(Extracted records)
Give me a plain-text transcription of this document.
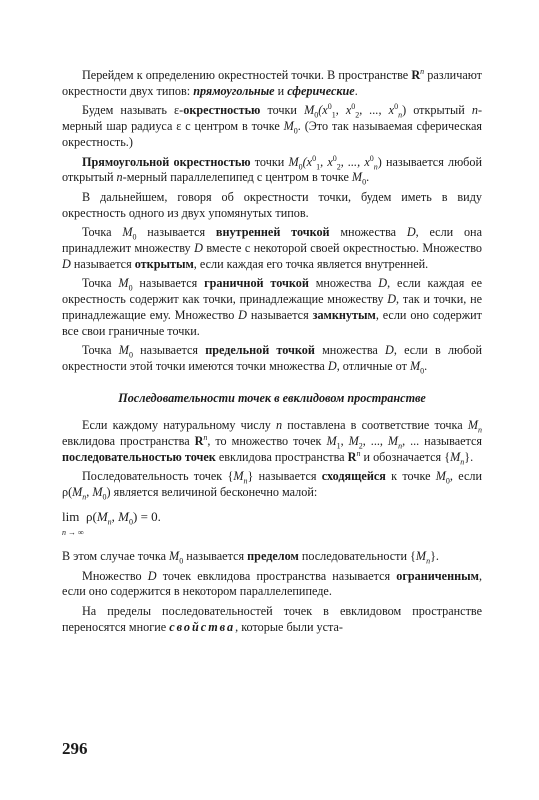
Перейдем к определению окрестностей точки. В пространстве $R^n$ различают окрестности двух типов: прямоугольные и сферические.

Будем называть ε-окрестностью точки $M_0(x^0_1$, $x^0_2$, ..., $x^0_n$) открытый n-мерный шар радиуса ε с центром в точке $M_0$. (Это так называемая сферическая окрестность.)

Прямоугольной окрестностью точки $M_0(x^0_1$, $x^0_2$, ..., $x^0_n$) называется любой открытый n-мерный параллелепипед с центром в точке $M_0$.

В дальнейшем, говоря об окрестности точки, будем иметь в виду окрестность одного из двух упомянутых типов.

Точка $M_0$ называется внутренней точкой множества D, если она принадлежит множеству D вместе с некоторой своей окрестностью. Множество D называется открытым, если каждая его точка является внутренней.

Точка $M_0$ называется граничной точкой множества D, если каждая ее окрестность содержит как точки, принадлежащие множеству D, так и точки, не принадлежащие ему. Множество D называется замкнутым, если оно содержит все свои граничные точки.

Точка $M_0$ называется предельной точкой множества D, если в любой окрестности этой точки имеются точки множества D, отличные от $M_0$.

Последовательности точек в евклидовом пространстве

Если каждому натуральному числу n поставлена в соответствие точка $M_n$ евклидова пространства $R^n$, то множество точек $M_1$, $M_2$, ..., $M_n$, ... называется последовательностью точек евклидова пространства $R^n$ и обозначается $\{M_n\}$.

Последовательность точек $\{M_n\}$ называется сходящейся к точке $M_0$, если $\rho(M_n$, $M_0$) является величиной бесконечно малой:

lim
n → ∞
$\rho(M_n$, $M_0) = 0$.

В этом случае точка $M_0$ называется пределом последовательности $\{M_n\}$.

Множество D точек евклидова пространства называется ограниченным, если оно содержится в некотором параллелепипеде.

На пределы последовательностей точек в евклидовом пространстве переносятся многие свойства, которые были уста-

296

» Short exercise:
Copy the material exactly. Do not include the pictures.

» Exercise answer:
Give me a plain-text transcription of this document.
Перейдем к определению окрестностей точки. В пространстве $R^n$ различают окрестности двух типов: прямоугольные и сферические.

Будем называть ε-окрестностью точки $M_0(x^0_1$, $x^0_2$, ..., $x^0_n$) открытый n-мерный шар радиуса ε с центром в точке $M_0$. (Это так называемая сферическая окрестность.)

Прямоугольной окрестностью точки $M_0(x^0_1$, $x^0_2$, ..., $x^0_n$) называется любой открытый n-мерный параллелепипед с центром в точке $M_0$.

В дальнейшем, говоря об окрестности точки, будем иметь в виду окрестность одного из двух упомянутых типов.

Точка $M_0$ называется внутренней точкой множества D, если она принадлежит множеству D вместе с некоторой своей окрестностью. Множество D называется открытым, если каждая его точка является внутренней.

Точка $M_0$ называется граничной точкой множества D, если каждая ее окрестность содержит как точки, принадлежащие множеству D, так и точки, не принадлежащие ему. Множество D называется замкнутым, если оно содержит все свои граничные точки.

Точка $M_0$ называется предельной точкой множества D, если в любой окрестности этой точки имеются точки множества D, отличные от $M_0$.

Последовательности точек в евклидовом пространстве

Если каждому натуральному числу n поставлена в соответствие точка $M_n$ евклидова пространства $R^n$, то множество точек $M_1$, $M_2$, ..., $M_n$, ... называется последовательностью точек евклидова пространства $R^n$ и обозначается $\{M_n\}$.

Последовательность точек $\{M_n\}$ называется сходящейся к точке $M_0$, если $\rho(M_n$, $M_0$) является величиной бесконечно малой:

lim
n → ∞
$\rho(M_n$, $M_0) = 0$.

В этом случае точка $M_0$ называется пределом последовательности $\{M_n\}$.

Множество D точек евклидова пространства называется ограниченным, если оно содержится в некотором параллелепипеде.

На пределы последовательностей точек в евклидовом пространстве переносятся многие свойства, которые были уста-

296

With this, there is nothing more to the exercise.